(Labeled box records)
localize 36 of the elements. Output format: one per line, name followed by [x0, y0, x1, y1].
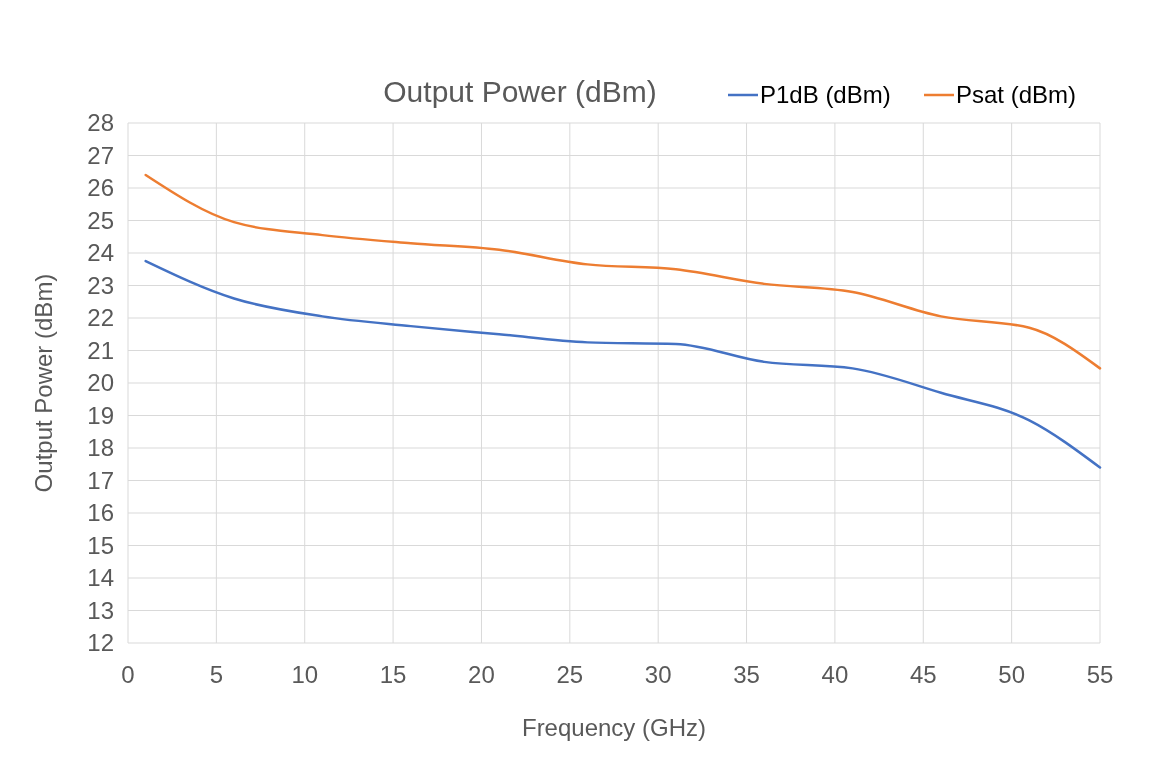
y-tick-label: 19 — [87, 401, 114, 429]
x-tick-label: 10 — [291, 661, 319, 688]
x-tick-label: 5 — [209, 661, 224, 688]
x-tick-label: 55 — [1086, 661, 1114, 688]
x-tick-label: 0 — [121, 661, 135, 688]
y-tick-label: 14 — [87, 564, 114, 592]
legend-label: P1dB (dBm) — [760, 81, 891, 109]
y-tick-label: 18 — [87, 434, 114, 462]
y-tick-label: 21 — [87, 336, 114, 364]
y-tick-label: 25 — [87, 206, 114, 234]
legend-label: Psat (dBm) — [956, 81, 1077, 109]
y-tick-label: 26 — [87, 174, 114, 202]
x-tick-label: 25 — [556, 661, 584, 688]
x-tick-label: 30 — [644, 661, 672, 688]
y-tick-label: 24 — [87, 239, 114, 267]
y-tick-label: 27 — [87, 141, 114, 169]
line-series — [144, 173, 1102, 370]
y-tick-label: 22 — [87, 304, 114, 332]
x-tick-label: 35 — [733, 661, 760, 688]
y-tick-label: 20 — [87, 369, 114, 397]
y-tick-label: 15 — [87, 531, 114, 559]
y-tick-label: 17 — [87, 466, 114, 494]
y-tick-label: 12 — [87, 629, 114, 657]
chart-title: Output Power (dBm) — [383, 75, 657, 108]
x-tick-label: 15 — [379, 661, 407, 688]
x-axis-title: Frequency (GHz) — [521, 714, 707, 741]
x-tick-label: 40 — [821, 661, 849, 688]
x-tick-label: 50 — [998, 661, 1025, 688]
y-axis-title: Output Power (dBm) — [30, 273, 57, 493]
line-series — [144, 259, 1102, 469]
x-tick-label: 20 — [468, 661, 495, 688]
y-tick-label: 16 — [87, 499, 114, 527]
y-tick-label: 13 — [87, 596, 114, 624]
x-tick-label: 45 — [909, 661, 937, 688]
y-tick-label: 28 — [87, 109, 114, 137]
y-tick-label: 23 — [87, 271, 114, 299]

Task: Retype every line of the data above with no changes, leaving out the pictures.

Solution to the exercise:
localize 36 of the elements. Output format: one per line, name followed by [x0, y0, x1, y1].
y-tick-label: 19 — [87, 401, 114, 429]
x-tick-label: 10 — [291, 661, 319, 688]
x-tick-label: 5 — [209, 661, 224, 688]
x-tick-label: 55 — [1086, 661, 1114, 688]
x-tick-label: 0 — [121, 661, 135, 688]
y-tick-label: 14 — [87, 564, 114, 592]
legend-label: P1dB (dBm) — [760, 81, 891, 109]
y-tick-label: 18 — [87, 434, 114, 462]
y-tick-label: 21 — [87, 336, 114, 364]
y-tick-label: 25 — [87, 206, 114, 234]
legend-label: Psat (dBm) — [956, 81, 1077, 109]
y-tick-label: 26 — [87, 174, 114, 202]
x-tick-label: 25 — [556, 661, 584, 688]
x-tick-label: 30 — [644, 661, 672, 688]
y-tick-label: 24 — [87, 239, 114, 267]
y-tick-label: 27 — [87, 141, 114, 169]
line-series — [144, 173, 1102, 370]
y-tick-label: 22 — [87, 304, 114, 332]
x-tick-label: 35 — [733, 661, 760, 688]
y-tick-label: 20 — [87, 369, 114, 397]
y-tick-label: 15 — [87, 531, 114, 559]
y-tick-label: 17 — [87, 466, 114, 494]
y-tick-label: 12 — [87, 629, 114, 657]
chart-title: Output Power (dBm) — [383, 75, 657, 108]
x-tick-label: 15 — [379, 661, 407, 688]
x-axis-title: Frequency (GHz) — [521, 714, 707, 741]
x-tick-label: 40 — [821, 661, 849, 688]
x-tick-label: 50 — [998, 661, 1025, 688]
y-axis-title: Output Power (dBm) — [30, 273, 57, 493]
line-series — [144, 259, 1102, 469]
x-tick-label: 20 — [468, 661, 495, 688]
y-tick-label: 16 — [87, 499, 114, 527]
y-tick-label: 13 — [87, 596, 114, 624]
x-tick-label: 45 — [909, 661, 937, 688]
y-tick-label: 28 — [87, 109, 114, 137]
y-tick-label: 23 — [87, 271, 114, 299]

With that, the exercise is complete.